------ LISTED RECORDS
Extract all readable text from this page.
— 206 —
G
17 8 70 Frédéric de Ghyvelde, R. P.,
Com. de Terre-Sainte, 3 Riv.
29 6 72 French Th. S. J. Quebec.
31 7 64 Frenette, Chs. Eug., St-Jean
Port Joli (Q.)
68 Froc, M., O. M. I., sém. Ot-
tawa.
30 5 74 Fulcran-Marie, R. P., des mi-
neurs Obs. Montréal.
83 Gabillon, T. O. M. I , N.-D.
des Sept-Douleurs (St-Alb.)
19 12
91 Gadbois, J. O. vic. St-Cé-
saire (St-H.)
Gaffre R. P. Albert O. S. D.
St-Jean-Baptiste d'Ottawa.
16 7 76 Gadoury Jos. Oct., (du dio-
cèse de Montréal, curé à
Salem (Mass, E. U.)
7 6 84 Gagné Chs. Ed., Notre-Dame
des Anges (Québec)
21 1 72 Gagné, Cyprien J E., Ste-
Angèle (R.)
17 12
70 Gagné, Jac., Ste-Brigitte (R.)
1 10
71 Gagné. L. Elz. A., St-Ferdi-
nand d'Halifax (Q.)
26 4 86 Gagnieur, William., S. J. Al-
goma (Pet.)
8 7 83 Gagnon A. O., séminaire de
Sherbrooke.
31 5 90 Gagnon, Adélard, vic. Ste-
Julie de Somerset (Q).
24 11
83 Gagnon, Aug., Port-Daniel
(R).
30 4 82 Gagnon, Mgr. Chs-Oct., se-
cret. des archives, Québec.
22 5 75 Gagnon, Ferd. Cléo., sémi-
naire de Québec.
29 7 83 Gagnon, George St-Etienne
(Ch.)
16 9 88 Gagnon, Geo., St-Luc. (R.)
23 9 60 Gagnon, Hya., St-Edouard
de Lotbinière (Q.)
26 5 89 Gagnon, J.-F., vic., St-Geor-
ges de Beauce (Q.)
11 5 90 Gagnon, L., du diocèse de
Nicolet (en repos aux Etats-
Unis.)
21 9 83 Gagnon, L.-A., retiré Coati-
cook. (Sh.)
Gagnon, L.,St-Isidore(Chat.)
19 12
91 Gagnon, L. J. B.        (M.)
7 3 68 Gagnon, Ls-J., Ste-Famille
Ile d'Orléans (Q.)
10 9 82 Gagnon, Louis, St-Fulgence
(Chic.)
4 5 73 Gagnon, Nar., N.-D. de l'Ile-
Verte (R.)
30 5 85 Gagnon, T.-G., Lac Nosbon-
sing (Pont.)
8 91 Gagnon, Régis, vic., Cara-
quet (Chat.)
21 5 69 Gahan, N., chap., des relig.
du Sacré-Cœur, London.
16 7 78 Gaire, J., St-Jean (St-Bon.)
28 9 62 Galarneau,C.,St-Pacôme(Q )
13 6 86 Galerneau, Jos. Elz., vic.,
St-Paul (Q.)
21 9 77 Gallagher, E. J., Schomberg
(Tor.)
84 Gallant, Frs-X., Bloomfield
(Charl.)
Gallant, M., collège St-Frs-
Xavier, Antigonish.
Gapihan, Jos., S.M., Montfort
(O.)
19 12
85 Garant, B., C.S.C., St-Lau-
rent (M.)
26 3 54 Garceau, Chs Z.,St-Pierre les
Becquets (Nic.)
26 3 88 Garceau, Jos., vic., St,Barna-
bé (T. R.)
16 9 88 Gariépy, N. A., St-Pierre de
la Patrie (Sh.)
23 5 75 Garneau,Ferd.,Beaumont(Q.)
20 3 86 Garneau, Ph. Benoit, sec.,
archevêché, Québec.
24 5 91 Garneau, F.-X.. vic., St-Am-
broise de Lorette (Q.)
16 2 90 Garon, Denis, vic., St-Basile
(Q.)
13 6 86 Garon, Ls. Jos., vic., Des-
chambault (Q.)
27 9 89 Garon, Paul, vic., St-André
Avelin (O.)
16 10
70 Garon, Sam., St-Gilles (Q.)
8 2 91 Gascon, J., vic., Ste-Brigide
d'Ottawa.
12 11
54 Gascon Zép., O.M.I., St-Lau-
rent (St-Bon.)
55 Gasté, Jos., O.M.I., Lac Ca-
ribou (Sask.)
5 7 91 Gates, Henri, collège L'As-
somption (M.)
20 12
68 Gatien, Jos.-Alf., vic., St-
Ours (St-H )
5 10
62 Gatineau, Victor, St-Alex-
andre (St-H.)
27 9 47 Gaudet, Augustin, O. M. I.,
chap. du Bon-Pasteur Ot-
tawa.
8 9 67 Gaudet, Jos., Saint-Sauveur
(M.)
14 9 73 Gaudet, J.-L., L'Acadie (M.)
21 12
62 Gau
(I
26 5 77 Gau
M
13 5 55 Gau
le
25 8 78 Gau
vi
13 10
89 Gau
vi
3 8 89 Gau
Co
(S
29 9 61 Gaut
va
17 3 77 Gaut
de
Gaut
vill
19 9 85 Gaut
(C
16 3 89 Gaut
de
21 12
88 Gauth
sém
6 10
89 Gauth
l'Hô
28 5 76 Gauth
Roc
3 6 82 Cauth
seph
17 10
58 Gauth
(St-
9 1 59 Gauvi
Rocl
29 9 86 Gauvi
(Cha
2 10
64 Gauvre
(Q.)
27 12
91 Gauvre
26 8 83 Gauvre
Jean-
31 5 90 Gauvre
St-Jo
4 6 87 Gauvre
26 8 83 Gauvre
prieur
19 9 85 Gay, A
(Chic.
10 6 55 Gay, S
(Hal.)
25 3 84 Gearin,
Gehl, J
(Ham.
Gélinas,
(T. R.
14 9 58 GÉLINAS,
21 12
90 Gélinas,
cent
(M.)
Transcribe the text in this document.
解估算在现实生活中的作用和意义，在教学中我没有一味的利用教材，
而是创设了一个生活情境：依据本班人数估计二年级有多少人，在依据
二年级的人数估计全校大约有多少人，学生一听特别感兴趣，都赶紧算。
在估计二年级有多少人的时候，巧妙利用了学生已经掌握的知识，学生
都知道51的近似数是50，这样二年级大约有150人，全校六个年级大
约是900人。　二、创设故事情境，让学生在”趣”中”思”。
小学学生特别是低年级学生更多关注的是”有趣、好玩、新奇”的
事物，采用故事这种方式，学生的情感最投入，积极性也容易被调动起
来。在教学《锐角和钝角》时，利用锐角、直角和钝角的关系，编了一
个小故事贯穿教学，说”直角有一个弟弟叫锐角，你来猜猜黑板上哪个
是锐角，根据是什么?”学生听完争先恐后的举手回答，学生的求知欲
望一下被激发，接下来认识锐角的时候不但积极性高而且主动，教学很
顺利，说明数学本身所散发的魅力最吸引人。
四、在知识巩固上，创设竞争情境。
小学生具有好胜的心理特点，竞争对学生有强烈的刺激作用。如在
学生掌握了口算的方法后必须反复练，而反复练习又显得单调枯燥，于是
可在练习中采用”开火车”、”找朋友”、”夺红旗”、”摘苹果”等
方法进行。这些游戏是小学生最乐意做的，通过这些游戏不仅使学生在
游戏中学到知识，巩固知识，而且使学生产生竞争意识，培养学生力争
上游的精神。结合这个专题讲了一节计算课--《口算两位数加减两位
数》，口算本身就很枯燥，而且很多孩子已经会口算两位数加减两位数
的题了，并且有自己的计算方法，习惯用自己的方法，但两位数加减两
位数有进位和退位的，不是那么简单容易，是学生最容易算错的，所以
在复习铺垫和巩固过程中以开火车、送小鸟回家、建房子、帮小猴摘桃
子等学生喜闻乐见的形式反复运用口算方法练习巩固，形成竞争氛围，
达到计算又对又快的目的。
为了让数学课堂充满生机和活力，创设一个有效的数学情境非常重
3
------------
Determine the number of lines in the listing that hold the word "Gaudet", and supply that number and nothing further.

3